---------- Exercise materials ----------

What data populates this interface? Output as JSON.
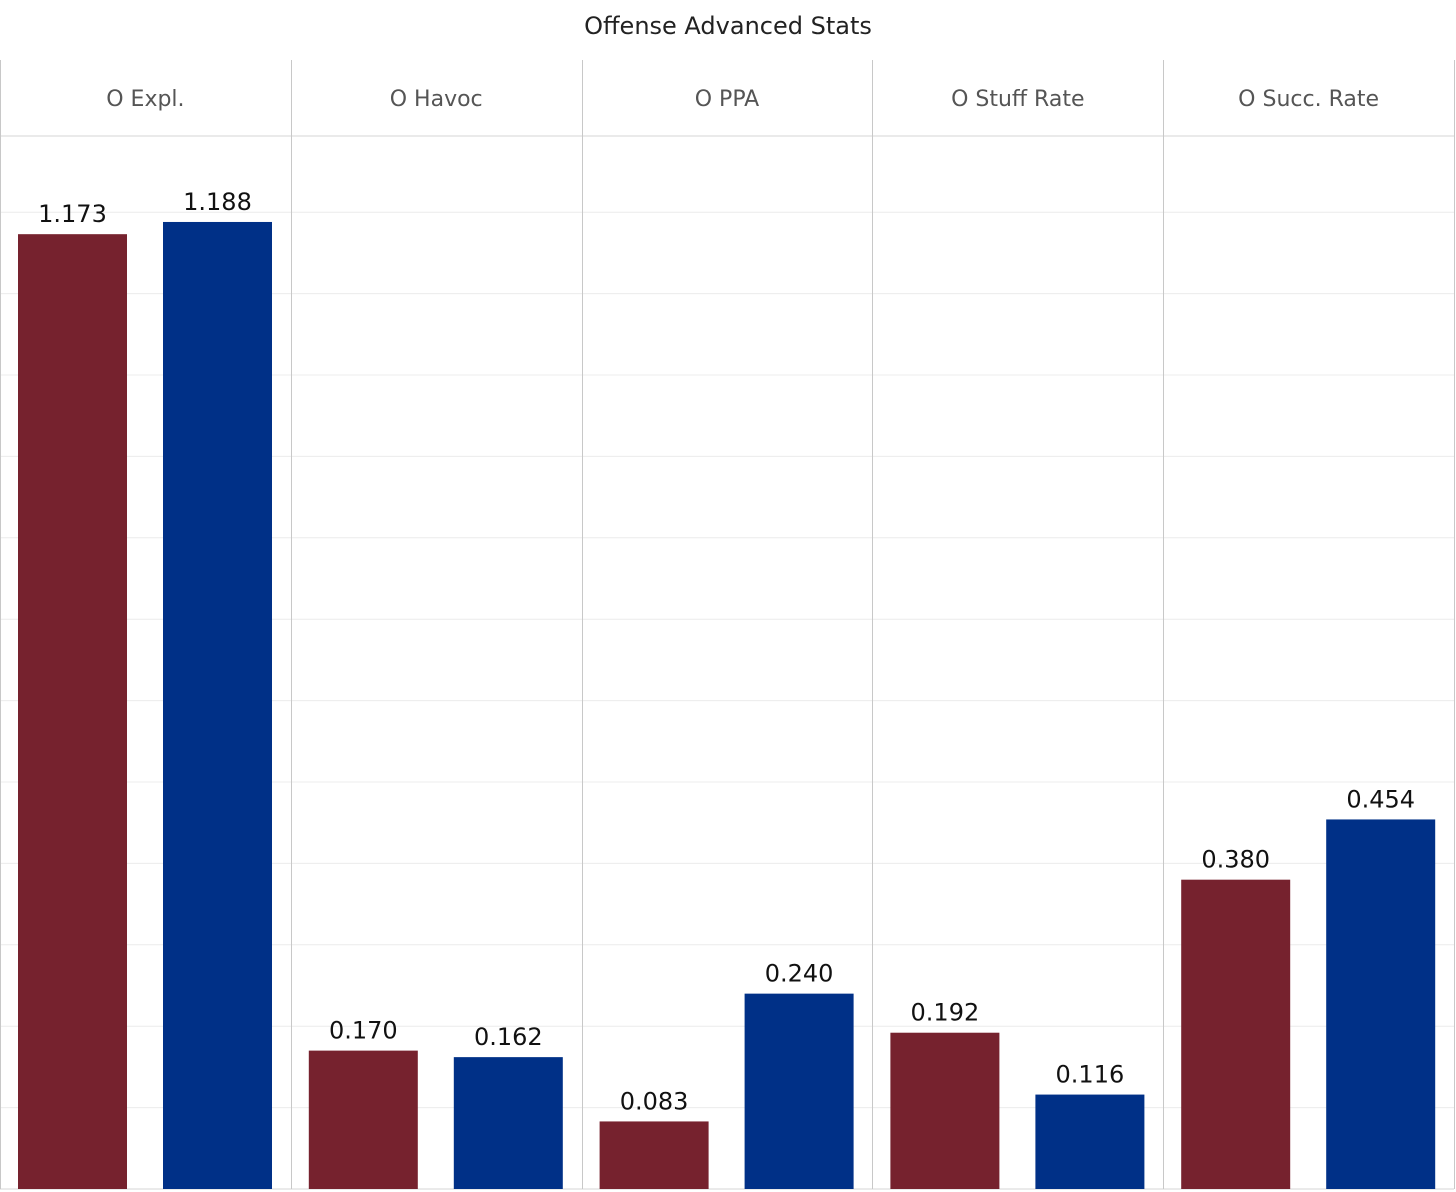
{
  "chart_data": {
    "type": "bar",
    "title": "Offense Advanced Stats",
    "categories": [
      "O Expl.",
      "O Havoc",
      "O PPA",
      "O Stuff Rate",
      "O Succ. Rate"
    ],
    "series": [
      {
        "color": "#76222e",
        "values": [
          1.173,
          0.17,
          0.083,
          0.192,
          0.38
        ]
      },
      {
        "color": "#003087",
        "values": [
          1.188,
          0.162,
          0.24,
          0.116,
          0.454
        ]
      }
    ],
    "labels": [
      [
        "1.173",
        "0.170",
        "0.083",
        "0.192",
        "0.380"
      ],
      [
        "1.188",
        "0.162",
        "0.240",
        "0.116",
        "0.454"
      ]
    ],
    "ylim": [
      0,
      1.3
    ],
    "grid": true
  }
}
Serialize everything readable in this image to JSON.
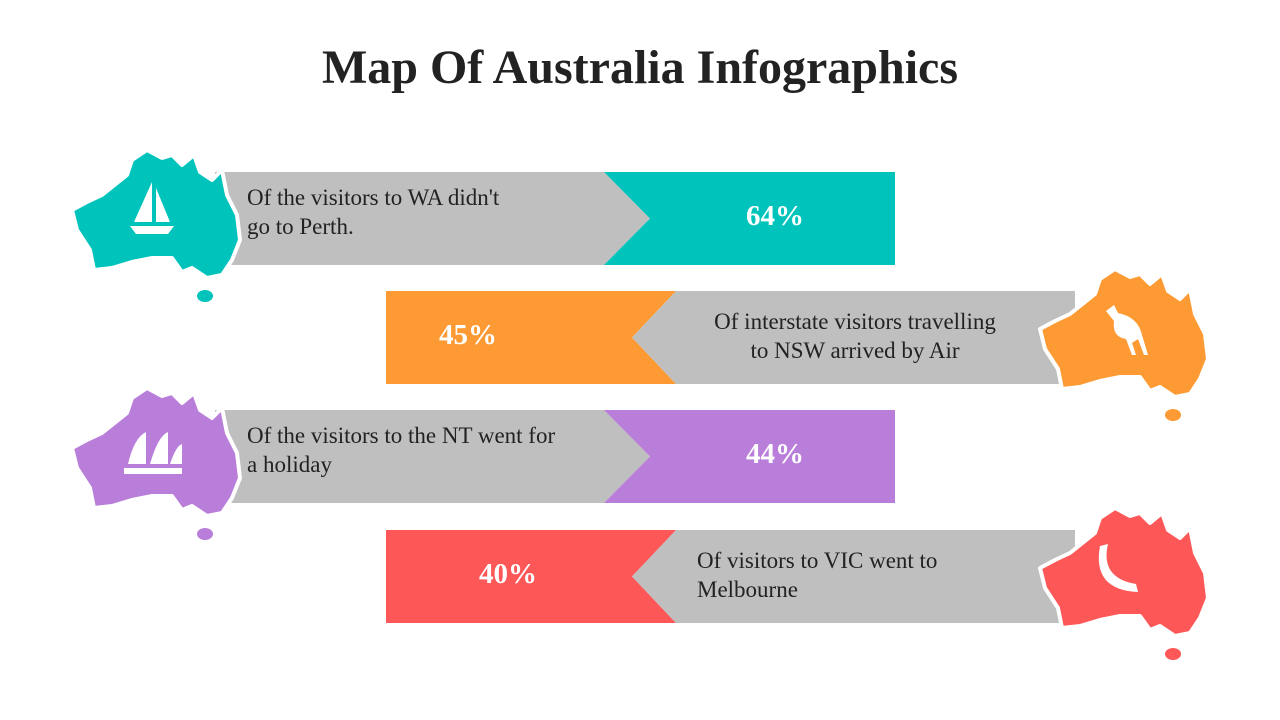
{
  "header": {
    "title": "Map Of Australia Infographics"
  },
  "items": [
    {
      "lines": [
        "Of the visitors to WA didn't",
        "go to Perth."
      ],
      "value": "64%",
      "color": "#00c4bb"
    },
    {
      "lines": [
        "Of interstate visitors travelling",
        "to NSW arrived by Air"
      ],
      "value": "45%",
      "color": "#fd9a33"
    },
    {
      "lines": [
        "Of the visitors to the NT went for",
        "a holiday"
      ],
      "value": "44%",
      "color": "#b87ed9"
    },
    {
      "lines": [
        "Of visitors to VIC went to",
        "Melbourne"
      ],
      "value": "40%",
      "color": "#fe5757"
    }
  ]
}
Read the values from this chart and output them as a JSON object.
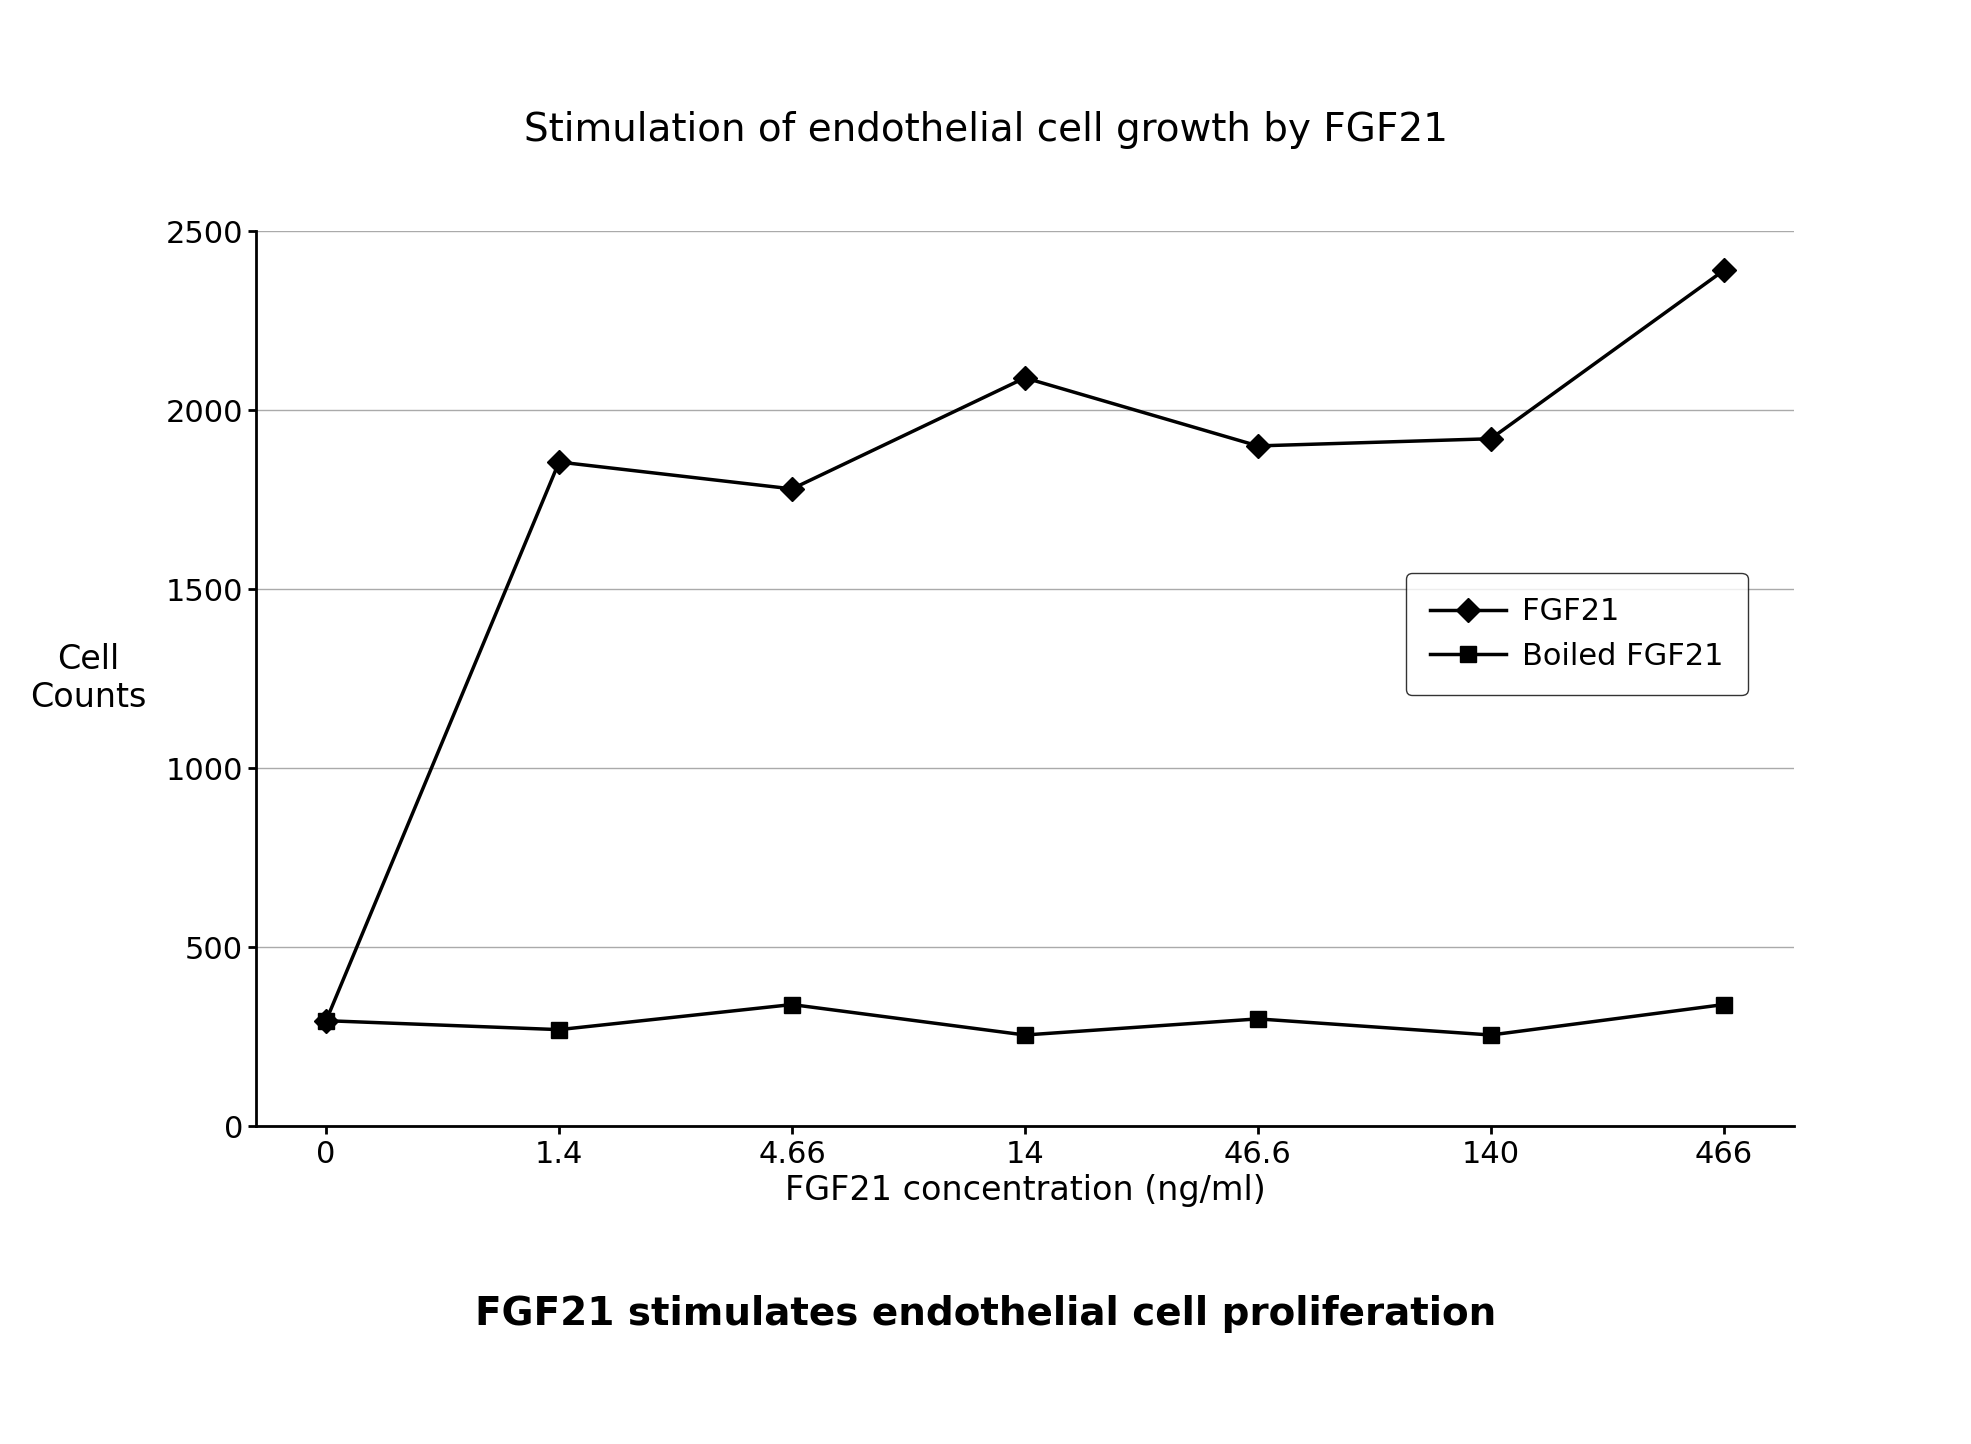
{
  "title": "Stimulation of endothelial cell growth by FGF21",
  "subtitle": "FGF21 stimulates endothelial cell proliferation",
  "xlabel": "FGF21 concentration (ng/ml)",
  "ylabel": "Cell\nCounts",
  "x_labels": [
    "0",
    "1.4",
    "4.66",
    "14",
    "46.6",
    "140",
    "466"
  ],
  "x_positions": [
    0,
    1,
    2,
    3,
    4,
    5,
    6
  ],
  "fgf21_values": [
    295,
    1855,
    1780,
    2090,
    1900,
    1920,
    2390
  ],
  "boiled_fgf21_values": [
    295,
    270,
    340,
    255,
    300,
    255,
    340
  ],
  "line_color": "#000000",
  "marker_fgf21": "D",
  "marker_boiled": "s",
  "ylim": [
    0,
    2500
  ],
  "yticks": [
    0,
    500,
    1000,
    1500,
    2000,
    2500
  ],
  "title_fontsize": 28,
  "label_fontsize": 24,
  "tick_fontsize": 22,
  "legend_fontsize": 22,
  "subtitle_fontsize": 28,
  "background_color": "#ffffff"
}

----------

### Written exercise:
Look through the entries and return every line where "this" appears.

### Final result:
What data populates this interface? Output as JSON.
Serialize everything readable in this image to JSON.
Read the values from this chart and output them as a JSON object.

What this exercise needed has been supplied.